SHORT TASK
Select, from the data, each line where "Cerebrum" occurs.

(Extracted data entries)
· · · · · · ·
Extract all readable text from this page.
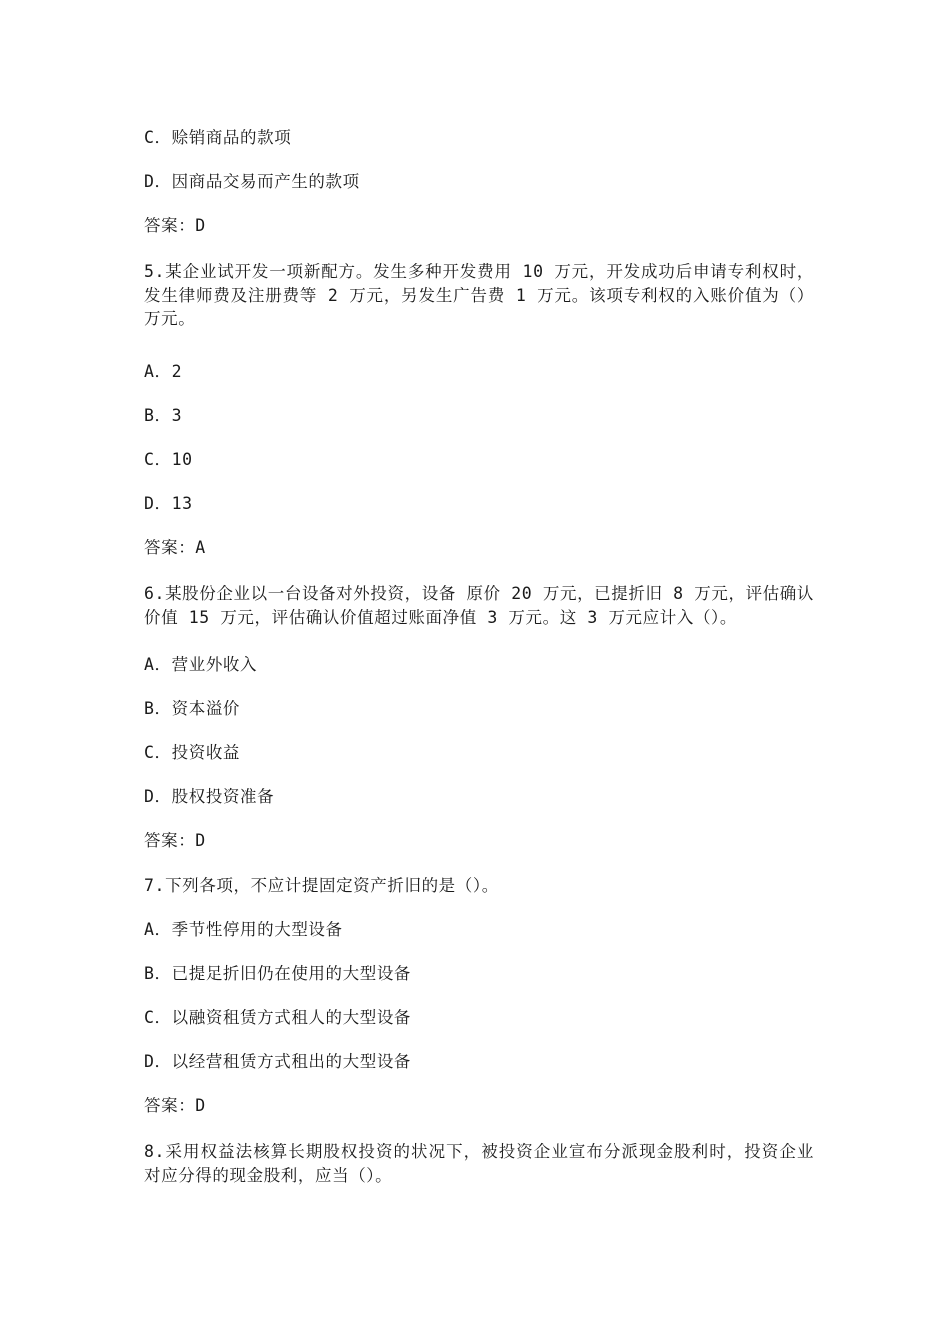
C．赊销商品的款项
D．因商品交易而产生的款项
答案：D
5.某企业试开发一项新配方。发生多种开发费用 10 万元，开发成功后申请专利权时，发生律师费及注册费等 2 万元，另发生广告费 1 万元。该项专利权的入账价值为（）万元。
A．2
B．3
C．10
D．13
答案：A
6.某股份企业以一台设备对外投资，设备 原价 20 万元，已提折旧 8 万元，评估确认价值 15 万元，评估确认价值超过账面净值 3 万元。这 3 万元应计入（）。
A．营业外收入
B．资本溢价
C．投资收益
D．股权投资准备
答案：D
7.下列各项，不应计提固定资产折旧的是（）。
A．季节性停用的大型设备
B．已提足折旧仍在使用的大型设备
C．以融资租赁方式租人的大型设备
D．以经营租赁方式租出的大型设备
答案：D
8.采用权益法核算长期股权投资的状况下，被投资企业宣布分派现金股利时，投资企业对应分得的现金股利，应当（）。
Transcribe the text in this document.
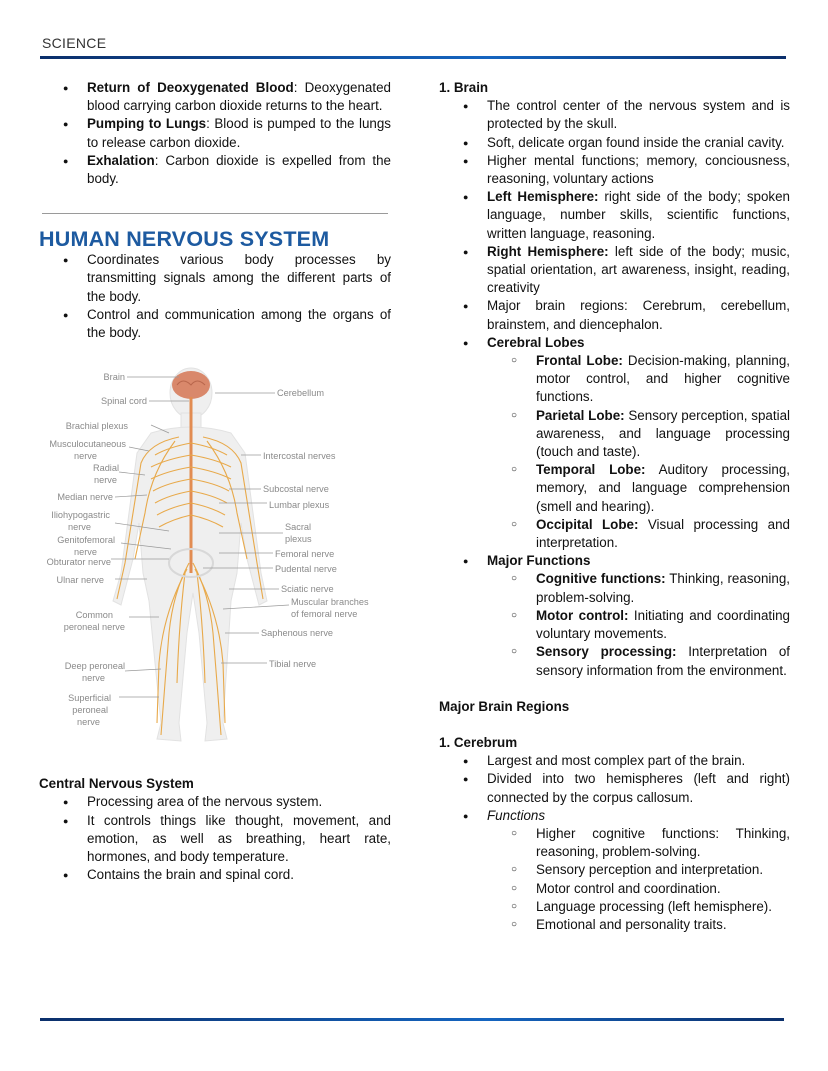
SCIENCE
● Return of Deoxygenated Blood: Deoxygenated blood carrying carbon dioxide returns to the heart.
● Pumping to Lungs: Blood is pumped to the lungs to release carbon dioxide.
● Exhalation: Carbon dioxide is expelled from the body.
HUMAN NERVOUS SYSTEM
● Coordinates various body processes by transmitting signals among the different parts of the body.
● Control and communication among the organs of the body.
Brain
Spinal cord
Brachial plexus
Musculocutaneous
nerve
Radial
nerve
Median nerve
Iliohypogastric
nerve
Genitofemoral
nerve
Obturator nerve
Ulnar nerve
Common
peroneal nerve
Deep peroneal
nerve
Superficial
peroneal
nerve
Cerebellum
Intercostal nerves
Subcostal nerve
Lumbar plexus
Sacral
plexus
Femoral nerve
Pudental nerve
Sciatic nerve
Muscular branches
of femoral nerve
Saphenous nerve
Tibial nerve
Central Nervous System
● Processing area of the nervous system.
● It controls things like thought, movement, and emotion, as well as breathing, heart rate, hormones, and body temperature.
● Contains the brain and spinal cord.
1. Brain
● The control center of the nervous system and is protected by the skull.
● Soft, delicate organ found inside the cranial cavity.
● Higher mental functions; memory, conciousness, reasoning, voluntary actions
● Left Hemisphere: right side of the body; spoken language, number skills, scientific functions, written language, reasoning.
● Right Hemisphere: left side of the body; music, spatial orientation, art awareness, insight, reading, creativity
● Major brain regions: Cerebrum, cerebellum, brainstem, and diencephalon.
● Cerebral Lobes
○ Frontal Lobe: Decision-making, planning, motor control, and higher cognitive functions.
○ Parietal Lobe: Sensory perception, spatial awareness, and language processing (touch and taste).
○ Temporal Lobe: Auditory processing, memory, and language comprehension (smell and hearing).
○ Occipital Lobe: Visual processing and interpretation.
● Major Functions
○ Cognitive functions: Thinking, reasoning, problem-solving.
○ Motor control: Initiating and coordinating voluntary movements.
○ Sensory processing: Interpretation of sensory information from the environment.
Major Brain Regions
1. Cerebrum
● Largest and most complex part of the brain.
● Divided into two hemispheres (left and right) connected by the corpus callosum.
● Functions
○ Higher cognitive functions: Thinking, reasoning, problem-solving.
○ Sensory perception and interpretation.
○ Motor control and coordination.
○ Language processing (left hemisphere).
○ Emotional and personality traits.
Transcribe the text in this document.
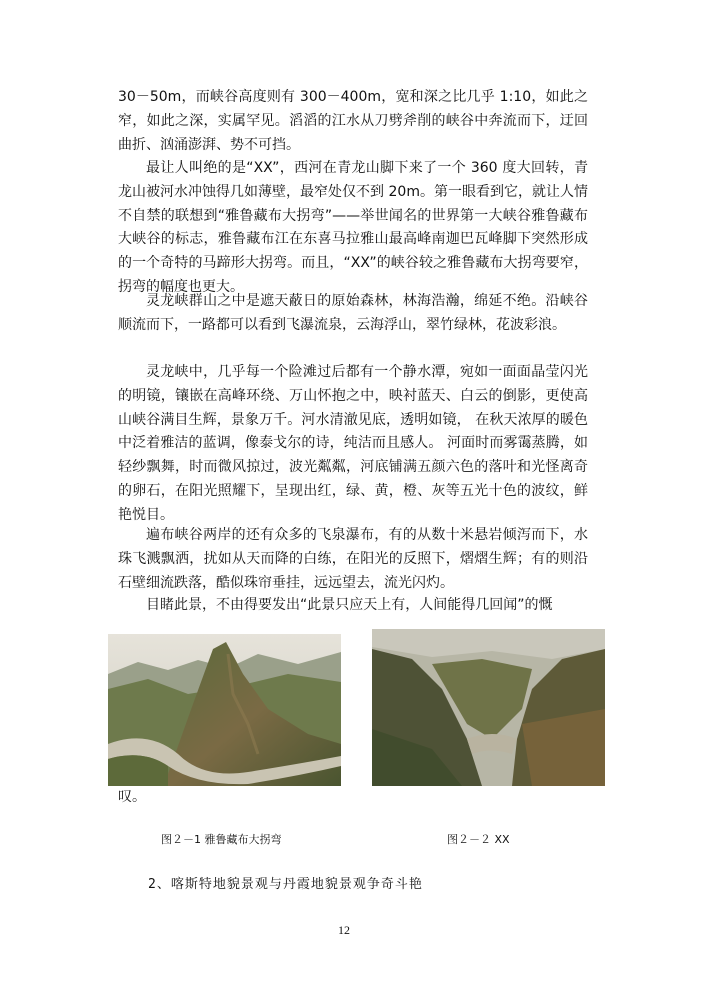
30－50m，而峡谷高度则有 300－400m，宽和深之比几乎 1:10，如此之窄，如此之深，实属罕见。滔滔的江水从刀劈斧削的峡谷中奔流而下，迂回曲折、汹涌澎湃、势不可挡。

最让人叫绝的是“XX”，西河在青龙山脚下来了一个 360 度大回转，青龙山被河水冲蚀得几如薄壁，最窄处仅不到 20m。第一眼看到它，就让人情不自禁的联想到“雅鲁藏布大拐弯”——举世闻名的世界第一大峡谷雅鲁藏布大峡谷的标志，雅鲁藏布江在东喜马拉雅山最高峰南迦巴瓦峰脚下突然形成的一个奇特的马蹄形大拐弯。而且，“XX”的峡谷较之雅鲁藏布大拐弯要窄，拐弯的幅度也更大。

灵龙峡群山之中是遮天蔽日的原始森林，林海浩瀚，绵延不绝。沿峡谷顺流而下，一路都可以看到飞瀑流泉，云海浮山，翠竹绿林，花波彩浪。

灵龙峡中，几乎每一个险滩过后都有一个静水潭，宛如一面面晶莹闪光的明镜，镶嵌在高峰环绕、万山怀抱之中，映衬蓝天、白云的倒影，更使高山峡谷满目生辉，景象万千。河水清澈见底，透明如镜， 在秋天浓厚的暖色中泛着雅洁的蓝调，像泰戈尔的诗，纯洁而且感人。 河面时而雾霭蒸腾，如轻纱飘舞，时而微风掠过，波光粼粼，河底铺满五颜六色的落叶和光怪离奇的卵石，在阳光照耀下，呈现出红，绿、黄，橙、灰等五光十色的波纹，鲜艳悦目。

遍布峡谷两岸的还有众多的飞泉瀑布，有的从数十米悬岩倾泻而下，水珠飞溅飘洒，扰如从天而降的白练，在阳光的反照下，熠熠生辉；有的则沿石壁细流跌落，酷似珠帘垂挂，远远望去，流光闪灼。

目睹此景，不由得要发出“此景只应天上有，人间能得几回闻”的慨

叹。

图２－1 雅鲁藏布大拐弯	图２－２ XX

2、喀斯特地貌景观与丹霞地貌景观争奇斗艳

12
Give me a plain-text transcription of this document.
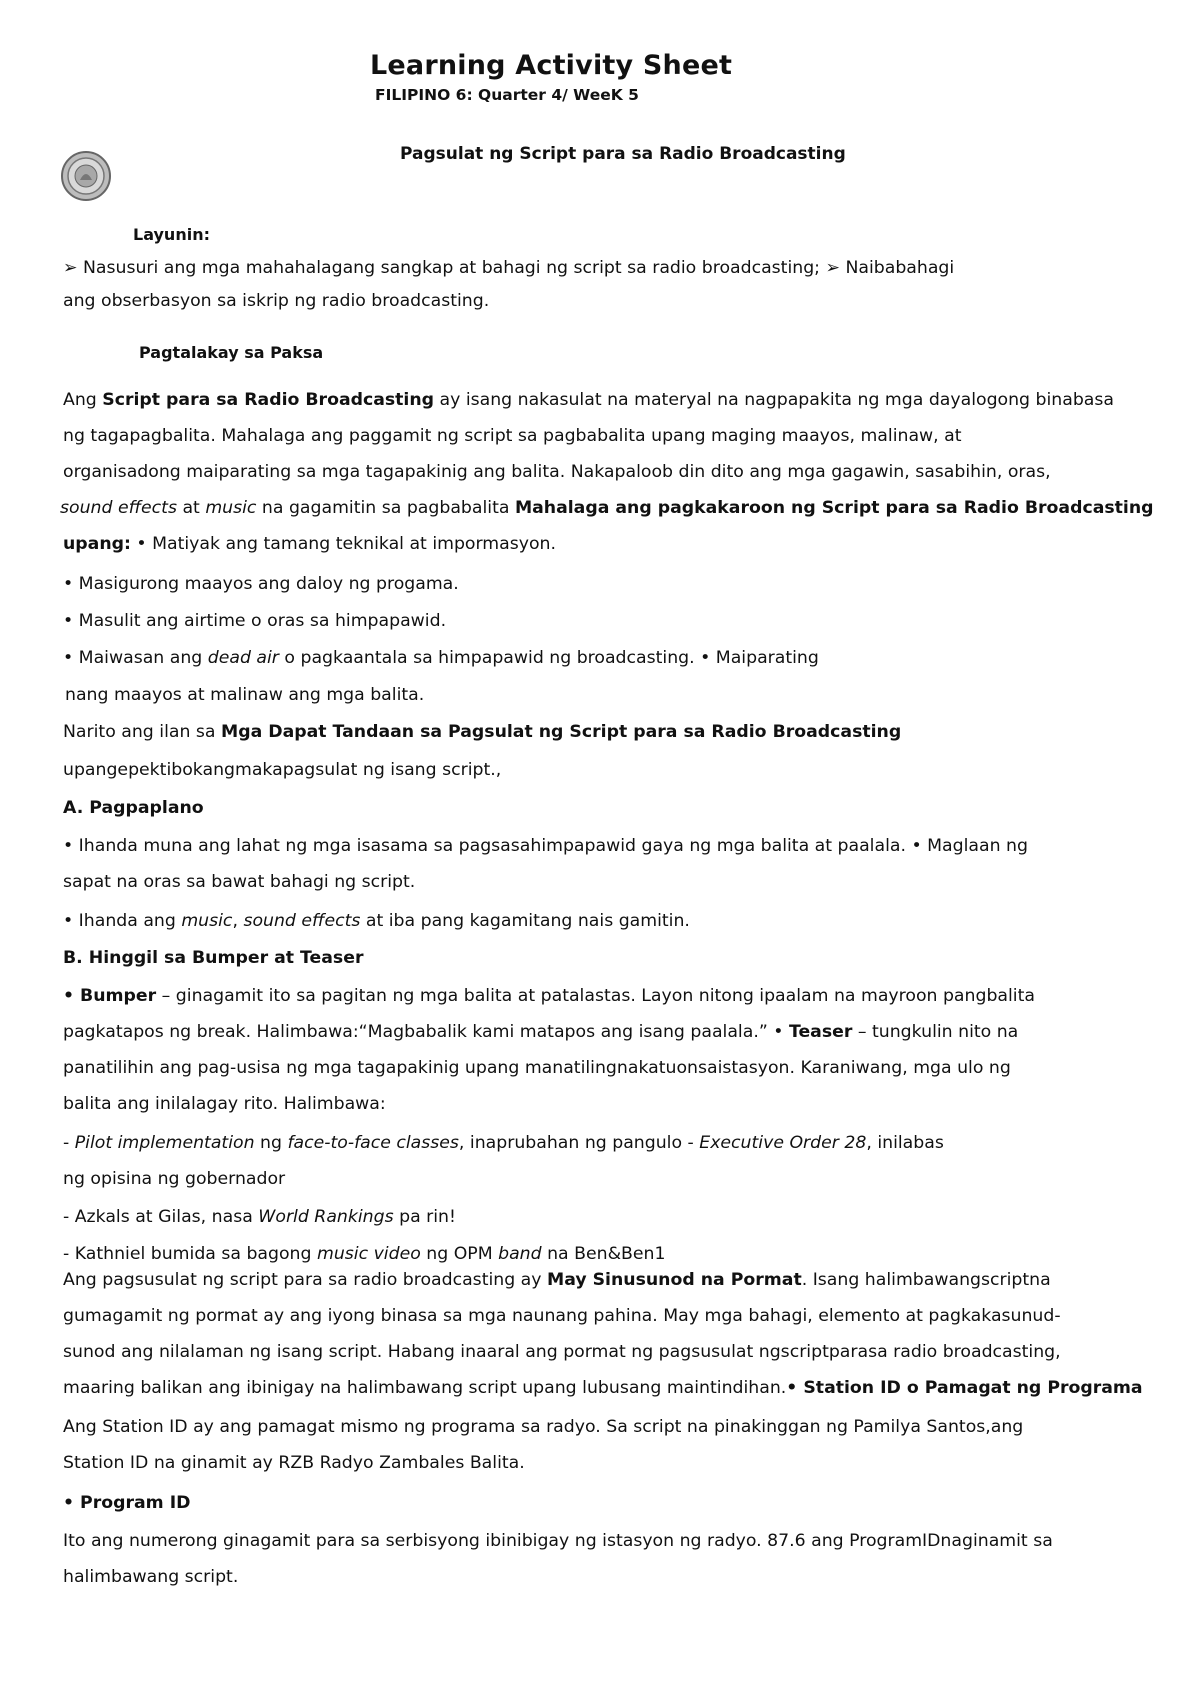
Learning Activity Sheet
FILIPINO 6: Quarter 4/ WeeK 5
Pagsulat ng Script para sa Radio Broadcasting
Layunin:
➢ Nasusuri ang mga mahahalagang sangkap at bahagi ng script sa radio broadcasting; ➢ Naibabahagi
ang obserbasyon sa iskrip ng radio broadcasting.
Pagtalakay sa Paksa
Ang Script para sa Radio Broadcasting ay isang nakasulat na materyal na nagpapakita ng mga dayalogong binabasa
ng tagapagbalita. Mahalaga ang paggamit ng script sa pagbabalita upang maging maayos, malinaw, at
organisadong maiparating sa mga tagapakinig ang balita. Nakapaloob din dito ang mga gagawin, sasabihin, oras,
sound effects at music na gagamitin sa pagbabalita Mahalaga ang pagkakaroon ng Script para sa Radio Broadcasting
upang: • Matiyak ang tamang teknikal at impormasyon.
• Masigurong maayos ang daloy ng progama.
• Masulit ang airtime o oras sa himpapawid.
• Maiwasan ang dead air o pagkaantala sa himpapawid ng broadcasting. • Maiparating
nang maayos at malinaw ang mga balita.
Narito ang ilan sa Mga Dapat Tandaan sa Pagsulat ng Script para sa Radio Broadcasting
upangepektibokangmakapagsulat ng isang script.,
A. Pagpaplano
• Ihanda muna ang lahat ng mga isasama sa pagsasahimpapawid gaya ng mga balita at paalala. • Maglaan ng
sapat na oras sa bawat bahagi ng script.
• Ihanda ang music, sound effects at iba pang kagamitang nais gamitin.
B. Hinggil sa Bumper at Teaser
• Bumper – ginagamit ito sa pagitan ng mga balita at patalastas. Layon nitong ipaalam na mayroon pangbalita
pagkatapos ng break. Halimbawa:“Magbabalik kami matapos ang isang paalala.” • Teaser – tungkulin nito na
panatilihin ang pag-usisa ng mga tagapakinig upang manatilingnakatuonsaistasyon. Karaniwang, mga ulo ng
balita ang inilalagay rito. Halimbawa:
- Pilot implementation ng face-to-face classes, inaprubahan ng pangulo - Executive Order 28, inilabas
ng opisina ng gobernador
- Azkals at Gilas, nasa World Rankings pa rin!
- Kathniel bumida sa bagong music video ng OPM band na Ben&Ben1
Ang pagsusulat ng script para sa radio broadcasting ay May Sinusunod na Pormat. Isang halimbawangscriptna
gumagamit ng pormat ay ang iyong binasa sa mga naunang pahina. May mga bahagi, elemento at pagkakasunud-
sunod ang nilalaman ng isang script. Habang inaaral ang pormat ng pagsusulat ngscriptparasa radio broadcasting,
maaring balikan ang ibinigay na halimbawang script upang lubusang maintindihan.• Station ID o Pamagat ng Programa
Ang Station ID ay ang pamagat mismo ng programa sa radyo. Sa script na pinakinggan ng Pamilya Santos,ang
Station ID na ginamit ay RZB Radyo Zambales Balita.
• Program ID
Ito ang numerong ginagamit para sa serbisyong ibinibigay ng istasyon ng radyo. 87.6 ang ProgramIDnaginamit sa
halimbawang script.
· · · · · · ·
ANSWER FOR THE TASK
● Major brain regions: Cerebrum, cerebellum, brainstem, and diencephalon.
1. Cerebrum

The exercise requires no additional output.